What you should do: Gather up all lines that carry the word "Round".

═════ The data ═════

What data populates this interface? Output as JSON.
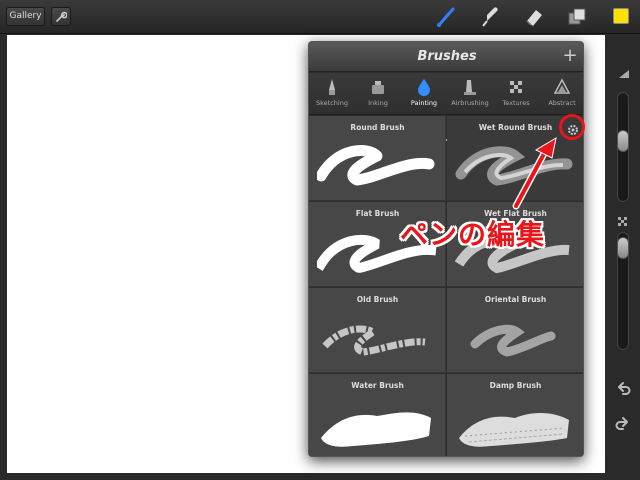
{
  "toolbar": {
    "gallery_label": "Gallery",
    "tools": [
      "brush-tool",
      "smudge-tool",
      "eraser-tool",
      "layers-tool"
    ],
    "current_color": "#ffe000"
  },
  "brushes_panel": {
    "title": "Brushes",
    "add_label": "+",
    "categories": [
      {
        "label": "Sketching",
        "icon": "pencil-icon"
      },
      {
        "label": "Inking",
        "icon": "ink-pot-icon"
      },
      {
        "label": "Painting",
        "icon": "paint-drop-icon",
        "active": true
      },
      {
        "label": "Airbrushing",
        "icon": "airbrush-icon"
      },
      {
        "label": "Textures",
        "icon": "texture-icon"
      },
      {
        "label": "Abstract",
        "icon": "abstract-icon"
      }
    ],
    "brushes": [
      {
        "label": "Round Brush"
      },
      {
        "label": "Wet Round Brush",
        "selected": true
      },
      {
        "label": "Flat Brush"
      },
      {
        "label": "Wet Flat Brush"
      },
      {
        "label": "Old Brush"
      },
      {
        "label": "Oriental Brush"
      },
      {
        "label": "Water Brush"
      },
      {
        "label": "Damp Brush"
      }
    ]
  },
  "annotation": {
    "text": "ペンの編集",
    "color": "#e8151b"
  }
}
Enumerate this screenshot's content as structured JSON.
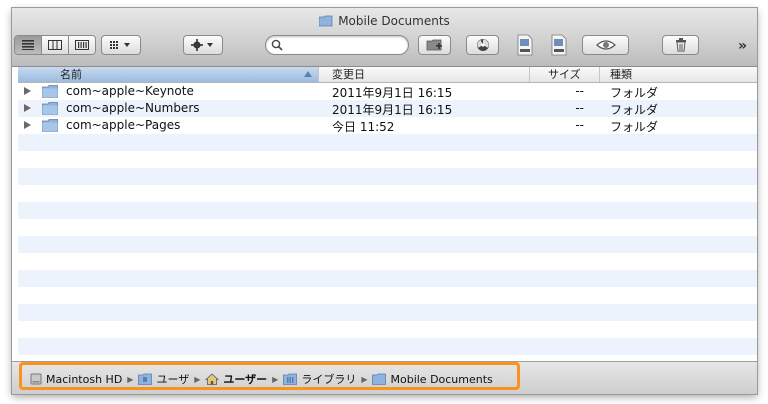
{
  "window": {
    "title": "Mobile Documents"
  },
  "toolbar": {
    "search_placeholder": "",
    "more_label": "»"
  },
  "columns": {
    "name": "名前",
    "date": "変更日",
    "size": "サイズ",
    "kind": "種類"
  },
  "rows": [
    {
      "name": "com~apple~Keynote",
      "date": "2011年9月1日 16:15",
      "size": "--",
      "kind": "フォルダ"
    },
    {
      "name": "com~apple~Numbers",
      "date": "2011年9月1日 16:15",
      "size": "--",
      "kind": "フォルダ"
    },
    {
      "name": "com~apple~Pages",
      "date": "今日 11:52",
      "size": "--",
      "kind": "フォルダ"
    }
  ],
  "path": {
    "items": [
      "Macintosh HD",
      "ユーザ",
      "ユーザー",
      "ライブラリ",
      "Mobile Documents"
    ]
  },
  "colors": {
    "accent_highlight": "#f7931e",
    "sorted_header": "#9cbbe0",
    "folder_blue": "#8fb3de"
  }
}
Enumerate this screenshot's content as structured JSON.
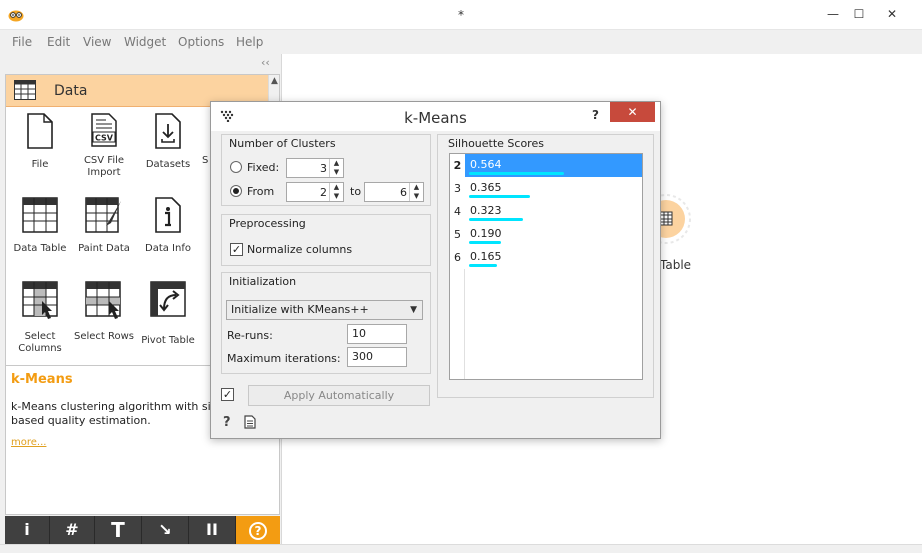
{
  "window": {
    "title": "*",
    "minimize": "—",
    "maximize": "☐",
    "close": "✕"
  },
  "menu": [
    "File",
    "Edit",
    "View",
    "Widget",
    "Options",
    "Help"
  ],
  "dock": {
    "collapse_glyph": "‹‹",
    "category": "Data",
    "widgets": [
      {
        "label": "File",
        "icon": "file-icon"
      },
      {
        "label": "CSV File Import",
        "icon": "csv-icon"
      },
      {
        "label": "Datasets",
        "icon": "datasets-icon"
      },
      {
        "label": "S",
        "icon": "sql-icon"
      },
      {
        "label": "Data Table",
        "icon": "data-table-icon"
      },
      {
        "label": "Paint Data",
        "icon": "paint-data-icon"
      },
      {
        "label": "Data Info",
        "icon": "data-info-icon"
      },
      {
        "label": "Select Columns",
        "icon": "select-columns-icon"
      },
      {
        "label": "Select Rows",
        "icon": "select-rows-icon"
      },
      {
        "label": "Pivot Table",
        "icon": "pivot-table-icon"
      }
    ],
    "description": {
      "title": "k-Means",
      "text": "k-Means clustering algorithm with silhouette-based quality estimation.",
      "more": "more..."
    },
    "toolbar": [
      "i",
      "#",
      "T",
      "↘",
      "II",
      "?"
    ]
  },
  "canvas": {
    "node_label": "Table"
  },
  "dialog": {
    "title": "k-Means",
    "help": "?",
    "close": "✕",
    "clusters": {
      "title": "Number of Clusters",
      "fixed_label": "Fixed:",
      "fixed_value": "3",
      "from_label": "From",
      "from_value": "2",
      "to_label": "to",
      "to_value": "6",
      "selected": "from"
    },
    "preprocessing": {
      "title": "Preprocessing",
      "normalize_label": "Normalize columns",
      "normalize_checked": true
    },
    "initialization": {
      "title": "Initialization",
      "method": "Initialize with KMeans++",
      "reruns_label": "Re-runs:",
      "reruns_value": "10",
      "maxiter_label": "Maximum iterations:",
      "maxiter_value": "300"
    },
    "apply": {
      "checked": true,
      "label": "Apply Automatically"
    },
    "silhouette": {
      "title": "Silhouette Scores",
      "rows": [
        {
          "k": "2",
          "score": "0.564",
          "value": 0.564,
          "selected": true
        },
        {
          "k": "3",
          "score": "0.365",
          "value": 0.365,
          "selected": false
        },
        {
          "k": "4",
          "score": "0.323",
          "value": 0.323,
          "selected": false
        },
        {
          "k": "5",
          "score": "0.190",
          "value": 0.19,
          "selected": false
        },
        {
          "k": "6",
          "score": "0.165",
          "value": 0.165,
          "selected": false
        }
      ]
    }
  }
}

═════

Complete response:
        "label": "Round Brush"
        "label": "Wet Round Brush",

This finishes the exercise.